» **Selection**
--- BEGIN ---
OpinionIsrael at War

52 UN ‘experts’ and seven major lies

If they wish to be considered credible, organizations such as the ICC cannot rely uncritically on the statements of U.N. “experts.”

Gilad Erdan, Israeli Ambassador to the United Nations, addresses the U.N. Security Council meeting on the situation in the Middle East, April 17, 2024. Credit: Evan Schneider/U.N. Photo.
Gilad Erdan, Israeli Ambassador to the United Nations, addresses the U.N. Security Council meeting on the situation in the Middle East, April 17, 2024. Credit: Evan Schneider/U.N. Photo.
David M. Litman
David M. Litman
David M. Litman is a media and education research analyst at the Committee for Accuracy in Middle East Reporting and Analysis (CAMERA).  

After several dozen Palestinians were tragically killed in Tel as-Sultan in southern Gaza over the weekend, misinformation ran rampant on social media and even among journalists. Unfortunately, they weren’t alone. Over 50 United Nations “experts”—individuals ostensibly tasked with informing and advising the nations of the world—followed suit by giving their own error-laden statement about the incident.
--- END ---
» **Excerpted records**
--- BEGIN ---
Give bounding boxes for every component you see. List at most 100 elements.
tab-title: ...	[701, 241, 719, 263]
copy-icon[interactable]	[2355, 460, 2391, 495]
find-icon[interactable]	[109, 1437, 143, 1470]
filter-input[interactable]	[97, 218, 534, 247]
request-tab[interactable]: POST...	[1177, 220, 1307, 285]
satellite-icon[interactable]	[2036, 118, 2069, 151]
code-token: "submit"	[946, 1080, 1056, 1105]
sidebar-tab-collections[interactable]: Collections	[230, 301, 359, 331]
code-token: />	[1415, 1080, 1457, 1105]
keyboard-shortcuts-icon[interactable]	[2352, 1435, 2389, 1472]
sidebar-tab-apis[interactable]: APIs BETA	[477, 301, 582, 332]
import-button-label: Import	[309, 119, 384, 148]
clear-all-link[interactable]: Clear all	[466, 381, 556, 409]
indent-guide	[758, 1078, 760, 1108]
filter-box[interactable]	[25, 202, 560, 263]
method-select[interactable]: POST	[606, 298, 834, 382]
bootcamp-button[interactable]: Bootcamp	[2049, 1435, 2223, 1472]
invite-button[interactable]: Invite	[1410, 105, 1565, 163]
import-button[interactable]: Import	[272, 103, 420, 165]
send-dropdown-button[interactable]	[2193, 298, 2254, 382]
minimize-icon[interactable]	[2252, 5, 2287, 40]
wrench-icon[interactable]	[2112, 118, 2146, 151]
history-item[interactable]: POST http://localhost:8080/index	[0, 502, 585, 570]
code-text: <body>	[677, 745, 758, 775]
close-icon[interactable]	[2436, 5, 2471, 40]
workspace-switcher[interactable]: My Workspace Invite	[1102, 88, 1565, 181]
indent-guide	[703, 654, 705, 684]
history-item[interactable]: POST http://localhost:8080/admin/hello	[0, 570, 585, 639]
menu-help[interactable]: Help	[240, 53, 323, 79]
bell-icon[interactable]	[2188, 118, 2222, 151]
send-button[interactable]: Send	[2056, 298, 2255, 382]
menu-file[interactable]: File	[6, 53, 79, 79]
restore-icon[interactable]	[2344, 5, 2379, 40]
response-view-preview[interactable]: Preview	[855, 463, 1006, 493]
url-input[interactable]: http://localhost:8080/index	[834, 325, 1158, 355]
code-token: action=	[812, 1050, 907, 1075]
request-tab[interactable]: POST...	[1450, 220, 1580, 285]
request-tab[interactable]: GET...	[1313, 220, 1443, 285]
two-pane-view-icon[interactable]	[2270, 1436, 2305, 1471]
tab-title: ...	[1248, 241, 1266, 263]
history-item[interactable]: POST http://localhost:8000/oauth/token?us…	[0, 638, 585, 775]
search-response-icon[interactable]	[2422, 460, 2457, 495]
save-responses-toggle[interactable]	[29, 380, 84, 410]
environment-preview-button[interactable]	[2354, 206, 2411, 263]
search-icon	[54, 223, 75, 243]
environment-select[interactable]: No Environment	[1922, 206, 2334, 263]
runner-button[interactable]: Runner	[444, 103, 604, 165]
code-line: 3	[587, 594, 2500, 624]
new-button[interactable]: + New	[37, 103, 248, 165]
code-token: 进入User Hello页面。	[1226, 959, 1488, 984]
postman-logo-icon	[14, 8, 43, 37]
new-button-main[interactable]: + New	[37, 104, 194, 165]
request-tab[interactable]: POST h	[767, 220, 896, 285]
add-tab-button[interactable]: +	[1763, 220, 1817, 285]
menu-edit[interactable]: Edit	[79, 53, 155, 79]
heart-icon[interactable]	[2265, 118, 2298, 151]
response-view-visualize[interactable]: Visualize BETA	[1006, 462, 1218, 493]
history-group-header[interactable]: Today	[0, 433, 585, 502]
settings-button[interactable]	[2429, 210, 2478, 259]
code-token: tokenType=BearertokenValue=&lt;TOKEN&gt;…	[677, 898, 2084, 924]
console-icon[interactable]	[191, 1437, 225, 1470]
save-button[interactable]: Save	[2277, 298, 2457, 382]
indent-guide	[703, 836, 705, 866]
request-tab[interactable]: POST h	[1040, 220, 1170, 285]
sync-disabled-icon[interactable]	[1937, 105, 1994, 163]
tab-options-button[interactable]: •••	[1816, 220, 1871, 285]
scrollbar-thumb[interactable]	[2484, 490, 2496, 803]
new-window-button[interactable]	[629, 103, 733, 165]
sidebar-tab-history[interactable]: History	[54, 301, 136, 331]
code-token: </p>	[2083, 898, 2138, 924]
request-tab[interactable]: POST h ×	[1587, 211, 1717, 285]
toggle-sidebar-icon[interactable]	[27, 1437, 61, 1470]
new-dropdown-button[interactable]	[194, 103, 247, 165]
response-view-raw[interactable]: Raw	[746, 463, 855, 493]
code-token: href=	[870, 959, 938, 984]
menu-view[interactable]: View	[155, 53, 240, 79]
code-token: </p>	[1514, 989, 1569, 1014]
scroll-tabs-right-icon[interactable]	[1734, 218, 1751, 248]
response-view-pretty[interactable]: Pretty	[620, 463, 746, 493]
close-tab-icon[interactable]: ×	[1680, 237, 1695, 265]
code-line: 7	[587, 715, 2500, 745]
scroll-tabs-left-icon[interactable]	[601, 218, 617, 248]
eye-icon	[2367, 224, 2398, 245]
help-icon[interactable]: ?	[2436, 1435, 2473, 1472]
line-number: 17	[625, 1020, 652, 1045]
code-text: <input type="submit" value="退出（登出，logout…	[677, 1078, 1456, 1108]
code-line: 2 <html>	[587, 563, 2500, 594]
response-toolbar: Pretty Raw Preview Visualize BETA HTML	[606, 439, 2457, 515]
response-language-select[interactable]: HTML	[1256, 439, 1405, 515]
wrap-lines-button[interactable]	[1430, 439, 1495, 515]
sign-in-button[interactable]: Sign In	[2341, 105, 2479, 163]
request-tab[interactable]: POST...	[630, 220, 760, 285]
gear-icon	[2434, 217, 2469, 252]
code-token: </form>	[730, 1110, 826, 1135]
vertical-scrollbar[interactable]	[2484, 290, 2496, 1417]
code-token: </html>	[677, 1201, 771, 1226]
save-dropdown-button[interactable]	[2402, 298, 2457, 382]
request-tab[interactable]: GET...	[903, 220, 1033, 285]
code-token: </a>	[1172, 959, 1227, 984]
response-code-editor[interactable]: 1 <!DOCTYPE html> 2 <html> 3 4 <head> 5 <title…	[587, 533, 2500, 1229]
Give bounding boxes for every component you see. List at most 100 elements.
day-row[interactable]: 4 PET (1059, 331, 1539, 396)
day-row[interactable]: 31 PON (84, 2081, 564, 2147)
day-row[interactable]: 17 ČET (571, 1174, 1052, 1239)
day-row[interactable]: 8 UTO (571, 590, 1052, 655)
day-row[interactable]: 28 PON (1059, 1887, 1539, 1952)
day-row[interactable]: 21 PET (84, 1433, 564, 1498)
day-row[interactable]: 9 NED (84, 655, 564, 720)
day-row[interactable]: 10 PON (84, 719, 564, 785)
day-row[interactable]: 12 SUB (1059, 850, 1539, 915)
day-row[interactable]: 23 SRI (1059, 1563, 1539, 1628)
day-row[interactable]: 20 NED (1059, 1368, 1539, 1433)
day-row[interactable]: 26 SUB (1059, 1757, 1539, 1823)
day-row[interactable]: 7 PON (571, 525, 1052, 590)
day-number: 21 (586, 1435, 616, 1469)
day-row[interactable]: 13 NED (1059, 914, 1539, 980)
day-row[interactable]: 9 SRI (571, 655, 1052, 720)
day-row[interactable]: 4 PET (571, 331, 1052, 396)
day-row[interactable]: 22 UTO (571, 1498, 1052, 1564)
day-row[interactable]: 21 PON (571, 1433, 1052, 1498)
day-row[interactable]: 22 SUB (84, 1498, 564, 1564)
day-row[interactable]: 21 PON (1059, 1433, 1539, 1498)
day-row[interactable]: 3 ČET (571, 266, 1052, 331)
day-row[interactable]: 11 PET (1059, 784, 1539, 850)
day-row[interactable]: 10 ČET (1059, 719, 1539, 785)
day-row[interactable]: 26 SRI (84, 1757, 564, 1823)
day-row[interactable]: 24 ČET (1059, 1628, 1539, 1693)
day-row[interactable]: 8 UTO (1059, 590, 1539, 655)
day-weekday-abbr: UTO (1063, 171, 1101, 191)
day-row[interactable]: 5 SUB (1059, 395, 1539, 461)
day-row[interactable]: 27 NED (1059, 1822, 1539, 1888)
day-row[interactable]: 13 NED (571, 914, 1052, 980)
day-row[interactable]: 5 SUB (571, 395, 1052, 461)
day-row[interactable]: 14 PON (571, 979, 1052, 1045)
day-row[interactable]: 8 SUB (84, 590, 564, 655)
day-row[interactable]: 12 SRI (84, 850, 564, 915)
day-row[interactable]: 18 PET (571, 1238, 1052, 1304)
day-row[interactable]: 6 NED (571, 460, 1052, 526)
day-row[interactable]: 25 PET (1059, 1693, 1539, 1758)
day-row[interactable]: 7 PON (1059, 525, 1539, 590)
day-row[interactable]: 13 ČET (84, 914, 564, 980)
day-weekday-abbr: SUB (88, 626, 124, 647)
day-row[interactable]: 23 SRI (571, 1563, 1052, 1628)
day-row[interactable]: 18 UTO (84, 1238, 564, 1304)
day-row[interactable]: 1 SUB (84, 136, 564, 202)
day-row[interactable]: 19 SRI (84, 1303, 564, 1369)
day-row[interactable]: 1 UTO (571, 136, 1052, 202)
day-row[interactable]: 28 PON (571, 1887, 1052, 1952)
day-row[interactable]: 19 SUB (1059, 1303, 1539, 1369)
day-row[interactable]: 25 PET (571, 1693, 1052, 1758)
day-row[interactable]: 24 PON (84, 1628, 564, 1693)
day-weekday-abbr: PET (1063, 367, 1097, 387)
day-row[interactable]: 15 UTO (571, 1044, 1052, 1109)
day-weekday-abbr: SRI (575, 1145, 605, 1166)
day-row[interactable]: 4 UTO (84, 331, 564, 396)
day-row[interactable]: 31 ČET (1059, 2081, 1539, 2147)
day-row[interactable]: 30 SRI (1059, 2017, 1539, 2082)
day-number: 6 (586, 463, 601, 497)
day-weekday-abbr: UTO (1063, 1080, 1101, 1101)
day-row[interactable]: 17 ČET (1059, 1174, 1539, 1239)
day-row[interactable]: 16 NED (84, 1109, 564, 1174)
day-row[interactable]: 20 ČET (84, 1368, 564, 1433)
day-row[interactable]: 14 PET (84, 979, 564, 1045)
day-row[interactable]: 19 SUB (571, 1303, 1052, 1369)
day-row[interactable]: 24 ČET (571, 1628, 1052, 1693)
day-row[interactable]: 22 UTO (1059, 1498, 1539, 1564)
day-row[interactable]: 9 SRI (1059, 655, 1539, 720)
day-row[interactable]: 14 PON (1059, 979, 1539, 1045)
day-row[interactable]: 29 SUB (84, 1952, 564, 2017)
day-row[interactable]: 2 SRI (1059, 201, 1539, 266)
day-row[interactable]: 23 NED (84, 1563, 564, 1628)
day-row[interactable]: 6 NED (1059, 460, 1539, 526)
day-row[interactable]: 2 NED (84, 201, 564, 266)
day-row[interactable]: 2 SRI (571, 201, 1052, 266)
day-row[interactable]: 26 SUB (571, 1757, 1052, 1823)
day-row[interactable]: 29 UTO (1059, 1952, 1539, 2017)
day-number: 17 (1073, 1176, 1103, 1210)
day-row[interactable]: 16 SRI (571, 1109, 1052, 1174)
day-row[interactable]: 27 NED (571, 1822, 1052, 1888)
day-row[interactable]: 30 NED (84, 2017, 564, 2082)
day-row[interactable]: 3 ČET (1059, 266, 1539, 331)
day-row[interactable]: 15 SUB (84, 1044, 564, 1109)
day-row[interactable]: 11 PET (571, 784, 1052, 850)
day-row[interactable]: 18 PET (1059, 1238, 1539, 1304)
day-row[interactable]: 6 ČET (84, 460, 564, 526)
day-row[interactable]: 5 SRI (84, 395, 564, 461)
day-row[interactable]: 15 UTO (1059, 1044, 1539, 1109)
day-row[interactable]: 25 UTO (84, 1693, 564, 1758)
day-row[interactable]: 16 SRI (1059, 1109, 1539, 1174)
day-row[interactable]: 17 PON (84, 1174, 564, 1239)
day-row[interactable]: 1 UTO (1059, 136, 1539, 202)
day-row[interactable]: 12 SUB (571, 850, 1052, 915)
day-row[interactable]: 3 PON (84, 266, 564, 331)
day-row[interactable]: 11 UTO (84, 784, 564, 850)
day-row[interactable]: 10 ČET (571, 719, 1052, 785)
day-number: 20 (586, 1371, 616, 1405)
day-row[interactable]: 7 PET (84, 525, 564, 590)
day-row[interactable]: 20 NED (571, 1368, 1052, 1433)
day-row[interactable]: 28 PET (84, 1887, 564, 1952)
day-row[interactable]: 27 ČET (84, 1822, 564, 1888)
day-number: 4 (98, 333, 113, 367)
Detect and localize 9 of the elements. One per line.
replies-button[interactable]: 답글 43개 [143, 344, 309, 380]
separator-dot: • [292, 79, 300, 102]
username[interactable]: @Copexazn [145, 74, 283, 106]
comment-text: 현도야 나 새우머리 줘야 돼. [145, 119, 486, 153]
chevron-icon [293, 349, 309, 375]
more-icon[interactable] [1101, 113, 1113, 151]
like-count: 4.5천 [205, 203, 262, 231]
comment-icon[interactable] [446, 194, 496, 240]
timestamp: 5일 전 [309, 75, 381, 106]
--- END ---
» **List of tasks**
**A)** Please write out the passage of the op-ed on the U.N. experts from "After several dozen" up to and including "about the incident.".
**B)** Extend the op-ed on the U.N. experts, starting after its final sentence.

» **Answers to the exercises**
**A)**
After several dozen Palestinians were tragically killed in Tel as-Sultan in southern Gaza over the weekend, misinformation ran rampant on social media and even among journalists. Unfortunately, they weren’t alone. Over 50 United Nations “experts”—individuals ostensibly tasked with informing and advising the nations of the world—followed suit by giving their own error-laden statement about the incident.

**B)**
Though it should be of no surprise given the U.N.’s track record, this is still deeply concerning. After all, not only do news networks repeatedly rely on these U.N. actors for “expert” commentary, but institutions such the International Court of Justice—currently embroiled in a cynical legal exercise launched by South Africa against Israel—and the International Criminal Court often uncritically rely on their statements in deciding cases.

The statement put out by the U.N. experts, however, is riddled with serious factual errors. Below are seven of them, as well as an examination of the disturbing, hyper-partisan language used to attack Israel on the basis of those seven major lies.

Error #1: “Israeli air strikes on a camp sheltering displaced civilians…”

The Facts: In just the first nine words of the statement, the “experts” got two major facts objectively wrong.

First, there was one strike, not strikes plural, though according to the Israeli military the strike did involve two weapons.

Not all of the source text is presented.